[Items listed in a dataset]
###

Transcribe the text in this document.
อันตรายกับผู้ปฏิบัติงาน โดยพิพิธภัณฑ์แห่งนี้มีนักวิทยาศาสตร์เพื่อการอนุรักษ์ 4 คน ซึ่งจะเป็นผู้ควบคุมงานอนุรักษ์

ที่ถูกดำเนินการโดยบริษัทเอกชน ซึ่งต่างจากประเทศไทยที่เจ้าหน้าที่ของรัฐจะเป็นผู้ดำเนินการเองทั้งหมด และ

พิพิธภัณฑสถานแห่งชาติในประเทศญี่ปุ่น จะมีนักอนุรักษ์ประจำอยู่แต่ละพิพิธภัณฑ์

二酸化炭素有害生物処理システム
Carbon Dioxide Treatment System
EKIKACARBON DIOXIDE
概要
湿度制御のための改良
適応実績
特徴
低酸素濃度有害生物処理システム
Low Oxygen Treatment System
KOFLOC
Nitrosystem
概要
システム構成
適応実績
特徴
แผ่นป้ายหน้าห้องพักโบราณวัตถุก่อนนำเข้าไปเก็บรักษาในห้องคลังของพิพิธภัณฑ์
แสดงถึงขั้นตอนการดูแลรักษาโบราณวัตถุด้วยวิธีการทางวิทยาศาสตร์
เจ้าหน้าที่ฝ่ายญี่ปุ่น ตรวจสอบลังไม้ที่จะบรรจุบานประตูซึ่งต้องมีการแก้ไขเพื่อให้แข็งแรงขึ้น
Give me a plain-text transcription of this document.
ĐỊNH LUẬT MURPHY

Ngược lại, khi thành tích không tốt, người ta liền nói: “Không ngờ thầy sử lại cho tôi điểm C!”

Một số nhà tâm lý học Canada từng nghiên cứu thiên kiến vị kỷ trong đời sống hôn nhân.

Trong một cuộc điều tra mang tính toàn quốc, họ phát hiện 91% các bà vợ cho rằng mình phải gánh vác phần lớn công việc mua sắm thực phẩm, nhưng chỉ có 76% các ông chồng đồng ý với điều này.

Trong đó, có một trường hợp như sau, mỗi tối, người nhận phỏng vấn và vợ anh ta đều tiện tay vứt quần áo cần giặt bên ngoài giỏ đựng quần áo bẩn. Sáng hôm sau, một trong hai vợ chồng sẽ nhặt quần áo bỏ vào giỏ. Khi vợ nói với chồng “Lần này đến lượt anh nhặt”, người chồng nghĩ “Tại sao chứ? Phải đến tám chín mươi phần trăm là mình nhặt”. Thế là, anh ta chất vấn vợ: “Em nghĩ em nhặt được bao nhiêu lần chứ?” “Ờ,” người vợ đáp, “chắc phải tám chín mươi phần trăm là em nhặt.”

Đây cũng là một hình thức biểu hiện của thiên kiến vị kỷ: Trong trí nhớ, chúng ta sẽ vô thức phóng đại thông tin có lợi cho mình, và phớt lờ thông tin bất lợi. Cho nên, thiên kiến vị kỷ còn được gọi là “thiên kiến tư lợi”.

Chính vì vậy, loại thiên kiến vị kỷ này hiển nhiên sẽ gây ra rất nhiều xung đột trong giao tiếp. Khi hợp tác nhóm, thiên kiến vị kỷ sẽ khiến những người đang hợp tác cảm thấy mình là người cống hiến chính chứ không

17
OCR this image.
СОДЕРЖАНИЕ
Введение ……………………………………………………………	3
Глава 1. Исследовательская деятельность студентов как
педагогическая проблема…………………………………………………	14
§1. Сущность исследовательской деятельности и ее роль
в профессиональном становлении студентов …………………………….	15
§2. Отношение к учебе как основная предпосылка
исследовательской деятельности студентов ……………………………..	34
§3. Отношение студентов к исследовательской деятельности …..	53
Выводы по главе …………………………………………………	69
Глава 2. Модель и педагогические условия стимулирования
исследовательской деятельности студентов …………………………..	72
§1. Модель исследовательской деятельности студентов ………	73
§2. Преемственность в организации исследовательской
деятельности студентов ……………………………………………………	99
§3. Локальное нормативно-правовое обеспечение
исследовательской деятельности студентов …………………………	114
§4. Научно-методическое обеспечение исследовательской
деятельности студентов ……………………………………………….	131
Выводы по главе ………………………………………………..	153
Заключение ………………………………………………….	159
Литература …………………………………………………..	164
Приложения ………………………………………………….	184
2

###

Aim of the task: Wherever the string "ทยาศาสตร" appears in the entries above, list that line.

The response:
อันตรายกับผู้ปฏิบัติงาน โดยพิพิธภัณฑ์แห่งนี้มีนักวิทยาศาสตร์เพื่อการอนุรักษ์ 4 คน ซึ่งจะเป็นผู้ควบคุมงานอนุรักษ์
แสดงถึงขั้นตอนการดูแลรักษาโบราณวัตถุด้วยวิธีการทางวิทยาศาสตร์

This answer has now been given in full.